◆ Items
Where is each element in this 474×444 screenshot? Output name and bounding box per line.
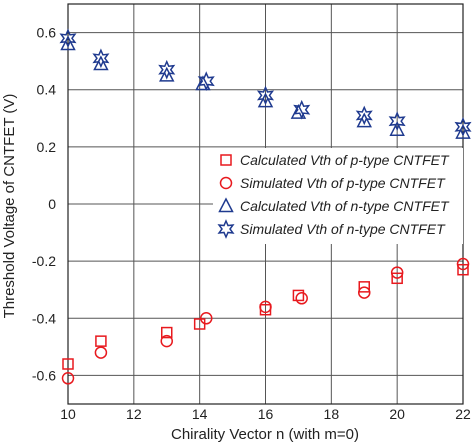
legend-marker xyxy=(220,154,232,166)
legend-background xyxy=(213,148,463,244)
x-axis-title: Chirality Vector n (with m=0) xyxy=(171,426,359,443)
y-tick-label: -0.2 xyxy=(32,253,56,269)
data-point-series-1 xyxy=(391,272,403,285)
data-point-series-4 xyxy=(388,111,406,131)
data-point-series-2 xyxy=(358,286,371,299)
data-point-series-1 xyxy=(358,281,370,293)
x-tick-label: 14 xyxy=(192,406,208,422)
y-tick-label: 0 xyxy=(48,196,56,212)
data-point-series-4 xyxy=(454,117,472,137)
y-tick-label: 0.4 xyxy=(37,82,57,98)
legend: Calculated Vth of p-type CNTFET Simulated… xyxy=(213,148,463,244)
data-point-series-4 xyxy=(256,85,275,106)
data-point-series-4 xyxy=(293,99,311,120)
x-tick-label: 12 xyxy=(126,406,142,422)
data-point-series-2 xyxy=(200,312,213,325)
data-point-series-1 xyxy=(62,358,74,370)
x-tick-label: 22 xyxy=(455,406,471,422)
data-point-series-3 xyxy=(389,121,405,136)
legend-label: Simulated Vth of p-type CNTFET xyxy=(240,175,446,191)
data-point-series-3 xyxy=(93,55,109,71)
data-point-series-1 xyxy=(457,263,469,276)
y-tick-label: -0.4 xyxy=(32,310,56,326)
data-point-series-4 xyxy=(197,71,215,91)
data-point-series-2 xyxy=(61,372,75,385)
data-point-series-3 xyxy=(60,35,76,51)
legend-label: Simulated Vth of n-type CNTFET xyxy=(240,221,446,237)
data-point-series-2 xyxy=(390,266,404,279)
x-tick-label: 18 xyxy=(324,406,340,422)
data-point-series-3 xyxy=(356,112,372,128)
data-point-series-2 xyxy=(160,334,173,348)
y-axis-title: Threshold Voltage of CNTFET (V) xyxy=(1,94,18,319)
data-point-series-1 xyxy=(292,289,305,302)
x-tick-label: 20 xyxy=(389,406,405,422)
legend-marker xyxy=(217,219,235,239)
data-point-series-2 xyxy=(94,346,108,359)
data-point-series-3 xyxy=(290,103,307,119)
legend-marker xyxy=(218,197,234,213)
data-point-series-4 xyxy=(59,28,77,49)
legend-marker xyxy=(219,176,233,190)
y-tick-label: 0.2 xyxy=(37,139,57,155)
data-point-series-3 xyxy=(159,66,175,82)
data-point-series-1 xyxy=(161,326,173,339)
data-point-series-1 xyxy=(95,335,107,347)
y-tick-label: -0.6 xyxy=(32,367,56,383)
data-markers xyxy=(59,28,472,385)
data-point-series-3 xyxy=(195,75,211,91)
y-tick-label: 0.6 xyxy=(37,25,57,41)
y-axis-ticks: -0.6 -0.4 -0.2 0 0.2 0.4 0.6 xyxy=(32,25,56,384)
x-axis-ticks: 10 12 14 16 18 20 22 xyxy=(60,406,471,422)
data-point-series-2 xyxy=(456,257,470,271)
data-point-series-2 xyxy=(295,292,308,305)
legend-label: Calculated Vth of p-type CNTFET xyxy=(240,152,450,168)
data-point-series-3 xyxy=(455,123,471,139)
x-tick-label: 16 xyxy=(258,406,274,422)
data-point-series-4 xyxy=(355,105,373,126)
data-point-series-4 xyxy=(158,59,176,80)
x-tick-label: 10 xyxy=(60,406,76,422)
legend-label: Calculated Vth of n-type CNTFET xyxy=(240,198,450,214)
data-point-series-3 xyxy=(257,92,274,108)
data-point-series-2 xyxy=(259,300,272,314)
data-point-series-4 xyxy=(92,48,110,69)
---
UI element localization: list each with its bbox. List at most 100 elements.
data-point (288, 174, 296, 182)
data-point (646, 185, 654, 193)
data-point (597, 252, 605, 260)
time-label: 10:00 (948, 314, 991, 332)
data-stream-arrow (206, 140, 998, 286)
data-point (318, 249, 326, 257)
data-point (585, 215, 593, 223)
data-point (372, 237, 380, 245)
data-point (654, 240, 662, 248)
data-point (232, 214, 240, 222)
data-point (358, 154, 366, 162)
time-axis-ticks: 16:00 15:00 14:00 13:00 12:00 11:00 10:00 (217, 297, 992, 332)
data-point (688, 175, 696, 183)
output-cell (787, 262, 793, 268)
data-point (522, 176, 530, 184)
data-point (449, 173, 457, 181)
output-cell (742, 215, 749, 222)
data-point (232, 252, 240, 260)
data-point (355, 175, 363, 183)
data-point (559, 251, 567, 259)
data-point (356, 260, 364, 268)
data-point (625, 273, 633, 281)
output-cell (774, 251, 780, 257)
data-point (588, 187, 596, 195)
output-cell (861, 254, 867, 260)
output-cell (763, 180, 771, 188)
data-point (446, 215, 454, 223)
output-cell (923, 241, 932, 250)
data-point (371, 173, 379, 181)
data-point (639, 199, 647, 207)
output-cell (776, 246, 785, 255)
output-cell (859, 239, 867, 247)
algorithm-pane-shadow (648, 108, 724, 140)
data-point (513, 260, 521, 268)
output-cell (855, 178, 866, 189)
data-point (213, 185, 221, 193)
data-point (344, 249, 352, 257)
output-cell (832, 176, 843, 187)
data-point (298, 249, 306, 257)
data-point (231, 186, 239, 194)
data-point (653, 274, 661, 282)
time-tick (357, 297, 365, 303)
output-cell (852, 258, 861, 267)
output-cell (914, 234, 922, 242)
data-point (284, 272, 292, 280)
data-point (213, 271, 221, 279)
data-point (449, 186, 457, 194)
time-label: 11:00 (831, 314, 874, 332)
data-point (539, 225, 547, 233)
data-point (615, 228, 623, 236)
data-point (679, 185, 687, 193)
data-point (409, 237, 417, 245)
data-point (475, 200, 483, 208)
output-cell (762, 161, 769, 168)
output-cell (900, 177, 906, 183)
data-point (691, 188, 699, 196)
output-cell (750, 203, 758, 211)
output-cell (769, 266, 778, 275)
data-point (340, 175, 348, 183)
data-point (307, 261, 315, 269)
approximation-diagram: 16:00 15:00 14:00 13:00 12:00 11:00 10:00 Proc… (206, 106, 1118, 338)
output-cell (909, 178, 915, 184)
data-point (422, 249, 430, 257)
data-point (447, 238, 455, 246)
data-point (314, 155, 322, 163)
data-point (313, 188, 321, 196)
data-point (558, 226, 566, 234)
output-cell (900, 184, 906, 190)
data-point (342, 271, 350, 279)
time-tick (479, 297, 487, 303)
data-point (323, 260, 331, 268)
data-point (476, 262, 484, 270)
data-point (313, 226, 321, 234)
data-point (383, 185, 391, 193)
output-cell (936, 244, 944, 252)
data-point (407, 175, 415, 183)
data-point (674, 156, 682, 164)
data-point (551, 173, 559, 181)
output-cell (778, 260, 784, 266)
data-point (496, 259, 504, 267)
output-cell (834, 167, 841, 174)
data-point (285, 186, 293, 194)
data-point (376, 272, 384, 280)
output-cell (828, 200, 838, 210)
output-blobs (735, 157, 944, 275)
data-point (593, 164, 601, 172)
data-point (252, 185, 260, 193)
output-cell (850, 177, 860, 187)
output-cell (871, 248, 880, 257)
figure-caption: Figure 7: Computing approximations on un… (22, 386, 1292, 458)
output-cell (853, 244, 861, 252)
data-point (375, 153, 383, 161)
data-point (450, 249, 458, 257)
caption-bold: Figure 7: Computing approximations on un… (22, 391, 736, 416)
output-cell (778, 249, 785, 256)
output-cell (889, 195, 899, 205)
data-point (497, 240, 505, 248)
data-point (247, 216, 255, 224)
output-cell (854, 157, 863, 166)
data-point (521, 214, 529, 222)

◆ Stated exercise
Write out the records from the line containing "legend-marker xyxy=(220,154,232,166)" down through the line containing "y-axis-title: Threshold Voltage", both lines included.

◆ Task answer
legend-marker xyxy=(220,154,232,166)
legend-background xyxy=(213,148,463,244)
x-axis-title: Chirality Vector n (with m=0) xyxy=(171,426,359,443)
y-tick-label: -0.2 xyxy=(32,253,56,269)
data-point-series-1 xyxy=(391,272,403,285)
data-point-series-4 xyxy=(388,111,406,131)
data-point-series-2 xyxy=(358,286,371,299)
data-point-series-1 xyxy=(358,281,370,293)
x-tick-label: 14 xyxy=(192,406,208,422)
y-tick-label: 0 xyxy=(48,196,56,212)
data-point-series-4 xyxy=(454,117,472,137)
y-tick-label: 0.4 xyxy=(37,82,57,98)
legend: Calculated Vth of p-type CNTFET Simulated… xyxy=(213,148,463,244)
data-point-series-4 xyxy=(256,85,275,106)
data-point-series-4 xyxy=(293,99,311,120)
x-tick-label: 12 xyxy=(126,406,142,422)
data-point-series-2 xyxy=(200,312,213,325)
data-point-series-1 xyxy=(62,358,74,370)
x-tick-label: 22 xyxy=(455,406,471,422)
data-point-series-3 xyxy=(389,121,405,136)
legend-label: Simulated Vth of p-type CNTFET xyxy=(240,175,446,191)
data-point-series-3 xyxy=(93,55,109,71)
data-point-series-1 xyxy=(457,263,469,276)
y-tick-label: -0.4 xyxy=(32,310,56,326)
data-point-series-4 xyxy=(197,71,215,91)
data-point-series-2 xyxy=(61,372,75,385)
data-point-series-3 xyxy=(60,35,76,51)
legend-label: Simulated Vth of n-type CNTFET xyxy=(240,221,446,237)
data-point-series-2 xyxy=(390,266,404,279)
x-tick-label: 18 xyxy=(324,406,340,422)
data-point-series-3 xyxy=(356,112,372,128)
data-point-series-2 xyxy=(160,334,173,348)
y-axis-title: Threshold Voltage of CNTFET (V) xyxy=(1,94,18,319)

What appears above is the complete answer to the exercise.